▸ **Given task**
Retype each line exactly. Skip images.

***** Data for this task

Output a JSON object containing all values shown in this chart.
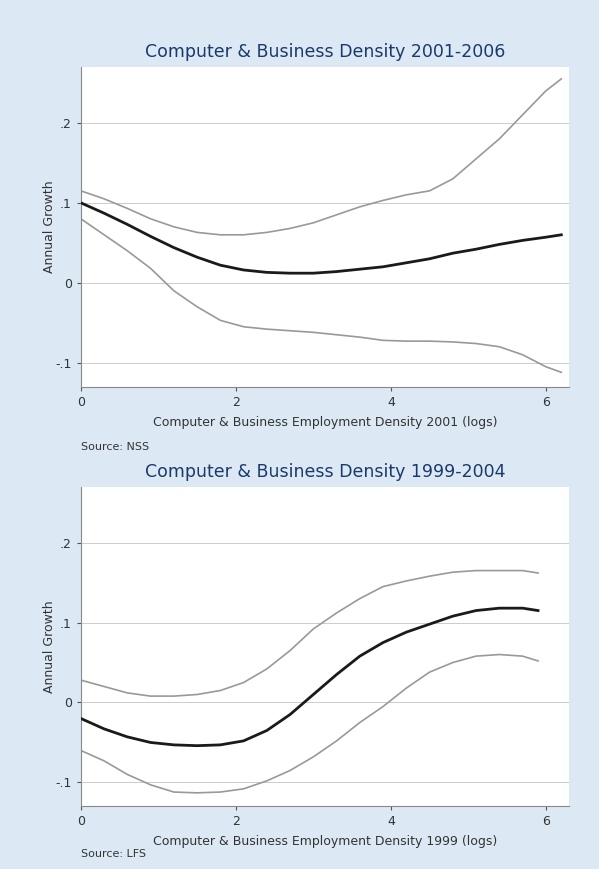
{
  "panel1": {
    "title": "Computer & Business Density 2001-2006",
    "xlabel": "Computer & Business Employment Density 2001 (logs)",
    "ylabel": "Annual Growth",
    "source": "Source: NSS",
    "xlim": [
      0,
      6.3
    ],
    "ylim": [
      -0.13,
      0.27
    ],
    "yticks": [
      -0.1,
      0,
      0.1,
      0.2
    ],
    "xticks": [
      0,
      2,
      4,
      6
    ],
    "main_x": [
      0.0,
      0.3,
      0.6,
      0.9,
      1.2,
      1.5,
      1.8,
      2.1,
      2.4,
      2.7,
      3.0,
      3.3,
      3.6,
      3.9,
      4.2,
      4.5,
      4.8,
      5.1,
      5.4,
      5.7,
      6.0,
      6.2
    ],
    "main_y": [
      0.1,
      0.087,
      0.073,
      0.058,
      0.044,
      0.032,
      0.022,
      0.016,
      0.013,
      0.012,
      0.012,
      0.014,
      0.017,
      0.02,
      0.025,
      0.03,
      0.037,
      0.042,
      0.048,
      0.053,
      0.057,
      0.06
    ],
    "upper_x": [
      0.0,
      0.3,
      0.6,
      0.9,
      1.2,
      1.5,
      1.8,
      2.1,
      2.4,
      2.7,
      3.0,
      3.3,
      3.6,
      3.9,
      4.2,
      4.5,
      4.8,
      5.1,
      5.4,
      5.7,
      6.0,
      6.2
    ],
    "upper_y": [
      0.115,
      0.105,
      0.093,
      0.08,
      0.07,
      0.063,
      0.06,
      0.06,
      0.063,
      0.068,
      0.075,
      0.085,
      0.095,
      0.103,
      0.11,
      0.115,
      0.13,
      0.155,
      0.18,
      0.21,
      0.24,
      0.255
    ],
    "lower_x": [
      0.0,
      0.3,
      0.6,
      0.9,
      1.2,
      1.5,
      1.8,
      2.1,
      2.4,
      2.7,
      3.0,
      3.3,
      3.6,
      3.9,
      4.2,
      4.5,
      4.8,
      5.1,
      5.4,
      5.7,
      6.0,
      6.2
    ],
    "lower_y": [
      0.08,
      0.06,
      0.04,
      0.018,
      -0.01,
      -0.03,
      -0.047,
      -0.055,
      -0.058,
      -0.06,
      -0.062,
      -0.065,
      -0.068,
      -0.072,
      -0.073,
      -0.073,
      -0.074,
      -0.076,
      -0.08,
      -0.09,
      -0.105,
      -0.112
    ]
  },
  "panel2": {
    "title": "Computer & Business Density 1999-2004",
    "xlabel": "Computer & Business Employment Density 1999 (logs)",
    "ylabel": "Annual Growth",
    "source": "Source: LFS",
    "xlim": [
      0,
      6.3
    ],
    "ylim": [
      -0.13,
      0.27
    ],
    "yticks": [
      -0.1,
      0,
      0.1,
      0.2
    ],
    "xticks": [
      0,
      2,
      4,
      6
    ],
    "main_x": [
      0.0,
      0.3,
      0.6,
      0.9,
      1.2,
      1.5,
      1.8,
      2.1,
      2.4,
      2.7,
      3.0,
      3.3,
      3.6,
      3.9,
      4.2,
      4.5,
      4.8,
      5.1,
      5.4,
      5.7,
      5.9
    ],
    "main_y": [
      -0.02,
      -0.033,
      -0.043,
      -0.05,
      -0.053,
      -0.054,
      -0.053,
      -0.048,
      -0.035,
      -0.015,
      0.01,
      0.035,
      0.058,
      0.075,
      0.088,
      0.098,
      0.108,
      0.115,
      0.118,
      0.118,
      0.115
    ],
    "upper_x": [
      0.0,
      0.3,
      0.6,
      0.9,
      1.2,
      1.5,
      1.8,
      2.1,
      2.4,
      2.7,
      3.0,
      3.3,
      3.6,
      3.9,
      4.2,
      4.5,
      4.8,
      5.1,
      5.4,
      5.7,
      5.9
    ],
    "upper_y": [
      0.028,
      0.02,
      0.012,
      0.008,
      0.008,
      0.01,
      0.015,
      0.025,
      0.042,
      0.065,
      0.092,
      0.112,
      0.13,
      0.145,
      0.152,
      0.158,
      0.163,
      0.165,
      0.165,
      0.165,
      0.162
    ],
    "lower_x": [
      0.0,
      0.3,
      0.6,
      0.9,
      1.2,
      1.5,
      1.8,
      2.1,
      2.4,
      2.7,
      3.0,
      3.3,
      3.6,
      3.9,
      4.2,
      4.5,
      4.8,
      5.1,
      5.4,
      5.7,
      5.9
    ],
    "lower_y": [
      -0.06,
      -0.073,
      -0.09,
      -0.103,
      -0.112,
      -0.113,
      -0.112,
      -0.108,
      -0.098,
      -0.085,
      -0.068,
      -0.048,
      -0.025,
      -0.005,
      0.018,
      0.038,
      0.05,
      0.058,
      0.06,
      0.058,
      0.052
    ]
  },
  "bg_color": "#dce9f5",
  "plot_bg_color": "#ffffff",
  "main_line_color": "#1a1a1a",
  "ci_line_color": "#999999",
  "title_color": "#1a3a6b",
  "label_color": "#333333",
  "source_color": "#333333",
  "grid_color": "#cccccc",
  "main_lw": 2.0,
  "ci_lw": 1.2
}
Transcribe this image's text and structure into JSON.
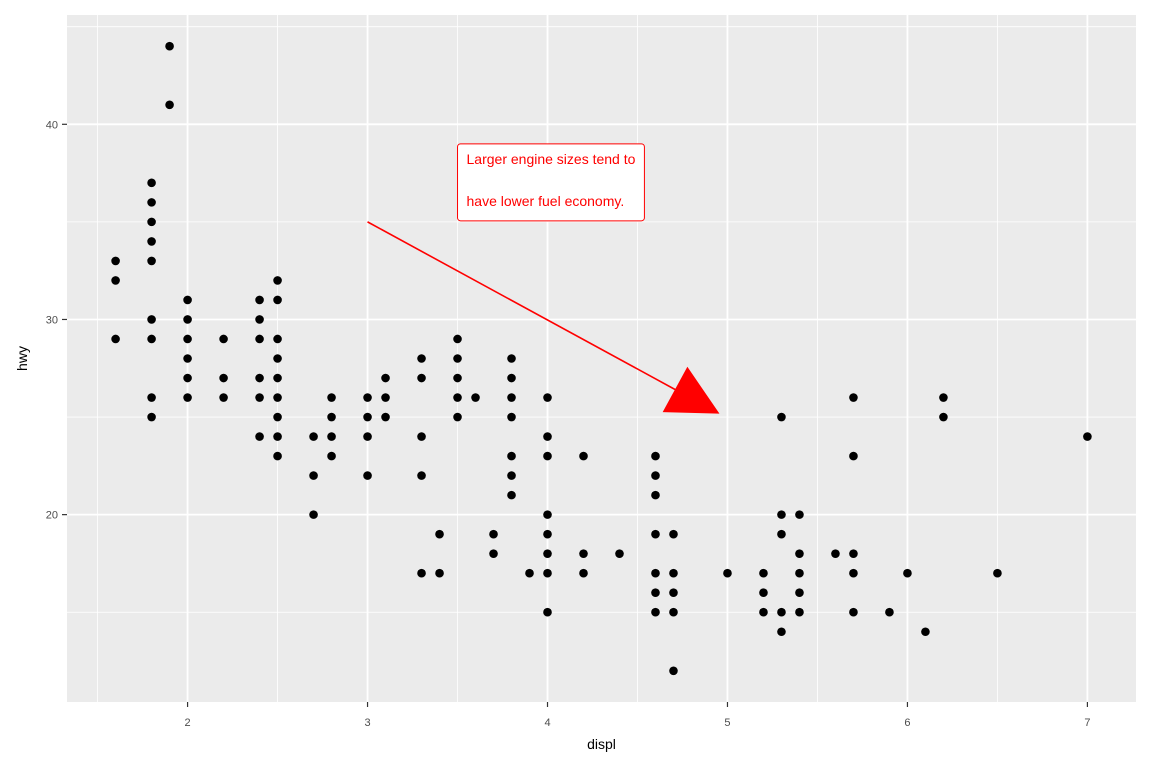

**********

▸ **Response for this exercise**
Output a JSON object containing all values shown in this chart.
{
  "panel1": {
    "title": "Computer & Business Density 2001-2006",
    "xlabel": "Computer & Business Employment Density 2001 (logs)",
    "ylabel": "Annual Growth",
    "source": "Source: NSS",
    "xlim": [
      0,
      6.3
    ],
    "ylim": [
      -0.13,
      0.27
    ],
    "yticks": [
      -0.1,
      0,
      0.1,
      0.2
    ],
    "xticks": [
      0,
      2,
      4,
      6
    ],
    "main_x": [
      0.0,
      0.3,
      0.6,
      0.9,
      1.2,
      1.5,
      1.8,
      2.1,
      2.4,
      2.7,
      3.0,
      3.3,
      3.6,
      3.9,
      4.2,
      4.5,
      4.8,
      5.1,
      5.4,
      5.7,
      6.0,
      6.2
    ],
    "main_y": [
      0.1,
      0.087,
      0.073,
      0.058,
      0.044,
      0.032,
      0.022,
      0.016,
      0.013,
      0.012,
      0.012,
      0.014,
      0.017,
      0.02,
      0.025,
      0.03,
      0.037,
      0.042,
      0.048,
      0.053,
      0.057,
      0.06
    ],
    "upper_x": [
      0.0,
      0.3,
      0.6,
      0.9,
      1.2,
      1.5,
      1.8,
      2.1,
      2.4,
      2.7,
      3.0,
      3.3,
      3.6,
      3.9,
      4.2,
      4.5,
      4.8,
      5.1,
      5.4,
      5.7,
      6.0,
      6.2
    ],
    "upper_y": [
      0.115,
      0.105,
      0.093,
      0.08,
      0.07,
      0.063,
      0.06,
      0.06,
      0.063,
      0.068,
      0.075,
      0.085,
      0.095,
      0.103,
      0.11,
      0.115,
      0.13,
      0.155,
      0.18,
      0.21,
      0.24,
      0.255
    ],
    "lower_x": [
      0.0,
      0.3,
      0.6,
      0.9,
      1.2,
      1.5,
      1.8,
      2.1,
      2.4,
      2.7,
      3.0,
      3.3,
      3.6,
      3.9,
      4.2,
      4.5,
      4.8,
      5.1,
      5.4,
      5.7,
      6.0,
      6.2
    ],
    "lower_y": [
      0.08,
      0.06,
      0.04,
      0.018,
      -0.01,
      -0.03,
      -0.047,
      -0.055,
      -0.058,
      -0.06,
      -0.062,
      -0.065,
      -0.068,
      -0.072,
      -0.073,
      -0.073,
      -0.074,
      -0.076,
      -0.08,
      -0.09,
      -0.105,
      -0.112
    ]
  },
  "panel2": {
    "title": "Computer & Business Density 1999-2004",
    "xlabel": "Computer & Business Employment Density 1999 (logs)",
    "ylabel": "Annual Growth",
    "source": "Source: LFS",
    "xlim": [
      0,
      6.3
    ],
    "ylim": [
      -0.13,
      0.27
    ],
    "yticks": [
      -0.1,
      0,
      0.1,
      0.2
    ],
    "xticks": [
      0,
      2,
      4,
      6
    ],
    "main_x": [
      0.0,
      0.3,
      0.6,
      0.9,
      1.2,
      1.5,
      1.8,
      2.1,
      2.4,
      2.7,
      3.0,
      3.3,
      3.6,
      3.9,
      4.2,
      4.5,
      4.8,
      5.1,
      5.4,
      5.7,
      5.9
    ],
    "main_y": [
      -0.02,
      -0.033,
      -0.043,
      -0.05,
      -0.053,
      -0.054,
      -0.053,
      -0.048,
      -0.035,
      -0.015,
      0.01,
      0.035,
      0.058,
      0.075,
      0.088,
      0.098,
      0.108,
      0.115,
      0.118,
      0.118,
      0.115
    ],
    "upper_x": [
      0.0,
      0.3,
      0.6,
      0.9,
      1.2,
      1.5,
      1.8,
      2.1,
      2.4,
      2.7,
      3.0,
      3.3,
      3.6,
      3.9,
      4.2,
      4.5,
      4.8,
      5.1,
      5.4,
      5.7,
      5.9
    ],
    "upper_y": [
      0.028,
      0.02,
      0.012,
      0.008,
      0.008,
      0.01,
      0.015,
      0.025,
      0.042,
      0.065,
      0.092,
      0.112,
      0.13,
      0.145,
      0.152,
      0.158,
      0.163,
      0.165,
      0.165,
      0.165,
      0.162
    ],
    "lower_x": [
      0.0,
      0.3,
      0.6,
      0.9,
      1.2,
      1.5,
      1.8,
      2.1,
      2.4,
      2.7,
      3.0,
      3.3,
      3.6,
      3.9,
      4.2,
      4.5,
      4.8,
      5.1,
      5.4,
      5.7,
      5.9
    ],
    "lower_y": [
      -0.06,
      -0.073,
      -0.09,
      -0.103,
      -0.112,
      -0.113,
      -0.112,
      -0.108,
      -0.098,
      -0.085,
      -0.068,
      -0.048,
      -0.025,
      -0.005,
      0.018,
      0.038,
      0.05,
      0.058,
      0.06,
      0.058,
      0.052
    ]
  },
  "bg_color": "#dce9f5",
  "plot_bg_color": "#ffffff",
  "main_line_color": "#1a1a1a",
  "ci_line_color": "#999999",
  "title_color": "#1a3a6b",
  "label_color": "#333333",
  "source_color": "#333333",
  "grid_color": "#cccccc",
  "main_lw": 2.0,
  "ci_lw": 1.2
}
Transcribe this image's text and structure into JSON.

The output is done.